Produce the listing below again, exactly as shown.

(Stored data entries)
>>>

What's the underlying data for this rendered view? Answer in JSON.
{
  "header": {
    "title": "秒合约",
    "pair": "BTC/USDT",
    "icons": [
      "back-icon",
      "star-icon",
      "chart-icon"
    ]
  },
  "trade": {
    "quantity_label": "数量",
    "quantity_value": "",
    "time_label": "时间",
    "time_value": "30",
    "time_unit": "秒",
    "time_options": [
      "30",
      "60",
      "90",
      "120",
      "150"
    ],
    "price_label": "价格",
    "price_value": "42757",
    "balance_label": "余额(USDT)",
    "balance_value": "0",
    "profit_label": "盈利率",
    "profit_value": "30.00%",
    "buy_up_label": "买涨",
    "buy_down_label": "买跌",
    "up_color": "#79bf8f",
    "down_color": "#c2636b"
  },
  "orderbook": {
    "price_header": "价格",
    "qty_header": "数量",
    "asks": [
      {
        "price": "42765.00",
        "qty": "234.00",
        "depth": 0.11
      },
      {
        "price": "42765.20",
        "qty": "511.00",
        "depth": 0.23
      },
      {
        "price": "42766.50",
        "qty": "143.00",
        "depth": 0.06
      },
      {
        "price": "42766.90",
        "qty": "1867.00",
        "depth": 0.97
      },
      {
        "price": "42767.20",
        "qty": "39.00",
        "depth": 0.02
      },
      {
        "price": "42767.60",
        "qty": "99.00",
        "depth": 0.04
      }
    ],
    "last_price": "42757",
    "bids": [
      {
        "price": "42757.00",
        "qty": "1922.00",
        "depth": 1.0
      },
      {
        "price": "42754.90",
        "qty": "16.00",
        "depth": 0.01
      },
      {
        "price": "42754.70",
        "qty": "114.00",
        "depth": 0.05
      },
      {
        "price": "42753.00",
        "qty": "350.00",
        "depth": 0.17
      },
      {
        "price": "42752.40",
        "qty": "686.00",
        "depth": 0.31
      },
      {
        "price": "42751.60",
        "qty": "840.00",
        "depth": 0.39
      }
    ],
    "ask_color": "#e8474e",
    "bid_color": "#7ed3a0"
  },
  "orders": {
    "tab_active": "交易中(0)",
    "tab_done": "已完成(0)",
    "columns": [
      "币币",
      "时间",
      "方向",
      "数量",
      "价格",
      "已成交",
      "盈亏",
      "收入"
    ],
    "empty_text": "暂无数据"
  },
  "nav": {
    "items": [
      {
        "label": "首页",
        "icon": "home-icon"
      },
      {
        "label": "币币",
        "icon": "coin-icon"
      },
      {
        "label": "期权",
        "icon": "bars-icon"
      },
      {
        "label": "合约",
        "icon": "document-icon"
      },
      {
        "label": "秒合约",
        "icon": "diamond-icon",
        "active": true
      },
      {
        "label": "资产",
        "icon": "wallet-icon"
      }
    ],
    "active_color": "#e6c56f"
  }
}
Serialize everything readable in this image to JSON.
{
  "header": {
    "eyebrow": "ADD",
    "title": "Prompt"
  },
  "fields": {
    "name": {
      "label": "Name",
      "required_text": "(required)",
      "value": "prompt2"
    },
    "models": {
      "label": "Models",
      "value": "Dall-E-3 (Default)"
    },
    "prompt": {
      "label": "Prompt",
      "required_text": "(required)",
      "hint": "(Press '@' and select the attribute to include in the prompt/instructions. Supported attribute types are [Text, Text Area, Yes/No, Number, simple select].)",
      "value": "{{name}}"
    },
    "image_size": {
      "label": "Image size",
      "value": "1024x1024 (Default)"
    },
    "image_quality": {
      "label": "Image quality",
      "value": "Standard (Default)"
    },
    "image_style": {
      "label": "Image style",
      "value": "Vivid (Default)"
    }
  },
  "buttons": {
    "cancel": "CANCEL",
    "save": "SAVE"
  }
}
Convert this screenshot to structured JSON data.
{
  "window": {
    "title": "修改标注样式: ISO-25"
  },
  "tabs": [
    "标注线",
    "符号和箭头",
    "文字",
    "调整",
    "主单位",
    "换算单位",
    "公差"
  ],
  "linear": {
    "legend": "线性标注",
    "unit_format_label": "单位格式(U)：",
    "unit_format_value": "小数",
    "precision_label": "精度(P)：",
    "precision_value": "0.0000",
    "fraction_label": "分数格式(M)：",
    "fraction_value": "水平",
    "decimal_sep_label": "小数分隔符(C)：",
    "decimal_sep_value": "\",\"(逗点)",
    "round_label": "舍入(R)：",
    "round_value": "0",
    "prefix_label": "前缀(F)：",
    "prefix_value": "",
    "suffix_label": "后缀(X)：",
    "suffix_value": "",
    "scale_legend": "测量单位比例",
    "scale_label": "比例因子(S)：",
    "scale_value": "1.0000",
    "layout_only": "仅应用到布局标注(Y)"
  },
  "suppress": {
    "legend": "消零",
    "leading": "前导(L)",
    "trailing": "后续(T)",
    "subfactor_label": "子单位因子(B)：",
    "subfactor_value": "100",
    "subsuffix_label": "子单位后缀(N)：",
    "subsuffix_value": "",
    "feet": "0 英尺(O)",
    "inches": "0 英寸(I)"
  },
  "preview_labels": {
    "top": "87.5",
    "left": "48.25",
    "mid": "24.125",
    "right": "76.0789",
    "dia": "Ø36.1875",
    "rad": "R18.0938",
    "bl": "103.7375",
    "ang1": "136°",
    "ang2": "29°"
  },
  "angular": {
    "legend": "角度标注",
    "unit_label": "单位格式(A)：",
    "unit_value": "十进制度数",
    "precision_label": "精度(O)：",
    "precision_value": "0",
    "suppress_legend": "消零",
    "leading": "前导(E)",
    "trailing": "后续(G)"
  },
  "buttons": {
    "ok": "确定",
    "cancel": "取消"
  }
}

<<<

*RESPONSE*.
What's the underlying data for this rendered view? Answer in JSON.
{
  "header": {
    "title": "秒合约",
    "pair": "BTC/USDT",
    "icons": [
      "back-icon",
      "star-icon",
      "chart-icon"
    ]
  },
  "trade": {
    "quantity_label": "数量",
    "quantity_value": "",
    "time_label": "时间",
    "time_value": "30",
    "time_unit": "秒",
    "time_options": [
      "30",
      "60",
      "90",
      "120",
      "150"
    ],
    "price_label": "价格",
    "price_value": "42757",
    "balance_label": "余额(USDT)",
    "balance_value": "0",
    "profit_label": "盈利率",
    "profit_value": "30.00%",
    "buy_up_label": "买涨",
    "buy_down_label": "买跌",
    "up_color": "#79bf8f",
    "down_color": "#c2636b"
  },
  "orderbook": {
    "price_header": "价格",
    "qty_header": "数量",
    "asks": [
      {
        "price": "42765.00",
        "qty": "234.00",
        "depth": 0.11
      },
      {
        "price": "42765.20",
        "qty": "511.00",
        "depth": 0.23
      },
      {
        "price": "42766.50",
        "qty": "143.00",
        "depth": 0.06
      },
      {
        "price": "42766.90",
        "qty": "1867.00",
        "depth": 0.97
      },
      {
        "price": "42767.20",
        "qty": "39.00",
        "depth": 0.02
      },
      {
        "price": "42767.60",
        "qty": "99.00",
        "depth": 0.04
      }
    ],
    "last_price": "42757",
    "bids": [
      {
        "price": "42757.00",
        "qty": "1922.00",
        "depth": 1.0
      },
      {
        "price": "42754.90",
        "qty": "16.00",
        "depth": 0.01
      },
      {
        "price": "42754.70",
        "qty": "114.00",
        "depth": 0.05
      },
      {
        "price": "42753.00",
        "qty": "350.00",
        "depth": 0.17
      },
      {
        "price": "42752.40",
        "qty": "686.00",
        "depth": 0.31
      },
      {
        "price": "42751.60",
        "qty": "840.00",
        "depth": 0.39
      }
    ],
    "ask_color": "#e8474e",
    "bid_color": "#7ed3a0"
  },
  "orders": {
    "tab_active": "交易中(0)",
    "tab_done": "已完成(0)",
    "columns": [
      "币币",
      "时间",
      "方向",
      "数量",
      "价格",
      "已成交",
      "盈亏",
      "收入"
    ],
    "empty_text": "暂无数据"
  },
  "nav": {
    "items": [
      {
        "label": "首页",
        "icon": "home-icon"
      },
      {
        "label": "币币",
        "icon": "coin-icon"
      },
      {
        "label": "期权",
        "icon": "bars-icon"
      },
      {
        "label": "合约",
        "icon": "document-icon"
      },
      {
        "label": "秒合约",
        "icon": "diamond-icon",
        "active": true
      },
      {
        "label": "资产",
        "icon": "wallet-icon"
      }
    ],
    "active_color": "#e6c56f"
  }
}
Serialize everything readable in this image to JSON.
{
  "header": {
    "eyebrow": "ADD",
    "title": "Prompt"
  },
  "fields": {
    "name": {
      "label": "Name",
      "required_text": "(required)",
      "value": "prompt2"
    },
    "models": {
      "label": "Models",
      "value": "Dall-E-3 (Default)"
    },
    "prompt": {
      "label": "Prompt",
      "required_text": "(required)",
      "hint": "(Press '@' and select the attribute to include in the prompt/instructions. Supported attribute types are [Text, Text Area, Yes/No, Number, simple select].)",
      "value": "{{name}}"
    },
    "image_size": {
      "label": "Image size",
      "value": "1024x1024 (Default)"
    },
    "image_quality": {
      "label": "Image quality",
      "value": "Standard (Default)"
    },
    "image_style": {
      "label": "Image style",
      "value": "Vivid (Default)"
    }
  },
  "buttons": {
    "cancel": "CANCEL",
    "save": "SAVE"
  }
}
Convert this screenshot to structured JSON data.
{
  "window": {
    "title": "修改标注样式: ISO-25"
  },
  "tabs": [
    "标注线",
    "符号和箭头",
    "文字",
    "调整",
    "主单位",
    "换算单位",
    "公差"
  ],
  "linear": {
    "legend": "线性标注",
    "unit_format_label": "单位格式(U)：",
    "unit_format_value": "小数",
    "precision_label": "精度(P)：",
    "precision_value": "0.0000",
    "fraction_label": "分数格式(M)：",
    "fraction_value": "水平",
    "decimal_sep_label": "小数分隔符(C)：",
    "decimal_sep_value": "\",\"(逗点)",
    "round_label": "舍入(R)：",
    "round_value": "0",
    "prefix_label": "前缀(F)：",
    "prefix_value": "",
    "suffix_label": "后缀(X)：",
    "suffix_value": "",
    "scale_legend": "测量单位比例",
    "scale_label": "比例因子(S)：",
    "scale_value": "1.0000",
    "layout_only": "仅应用到布局标注(Y)"
  },
  "suppress": {
    "legend": "消零",
    "leading": "前导(L)",
    "trailing": "后续(T)",
    "subfactor_label": "子单位因子(B)：",
    "subfactor_value": "100",
    "subsuffix_label": "子单位后缀(N)：",
    "subsuffix_value": "",
    "feet": "0 英尺(O)",
    "inches": "0 英寸(I)"
  },
  "preview_labels": {
    "top": "87.5",
    "left": "48.25",
    "mid": "24.125",
    "right": "76.0789",
    "dia": "Ø36.1875",
    "rad": "R18.0938",
    "bl": "103.7375",
    "ang1": "136°",
    "ang2": "29°"
  },
  "angular": {
    "legend": "角度标注",
    "unit_label": "单位格式(A)：",
    "unit_value": "十进制度数",
    "precision_label": "精度(O)：",
    "precision_value": "0",
    "suppress_legend": "消零",
    "leading": "前导(E)",
    "trailing": "后续(G)"
  },
  "buttons": {
    "ok": "确定",
    "cancel": "取消"
  }
}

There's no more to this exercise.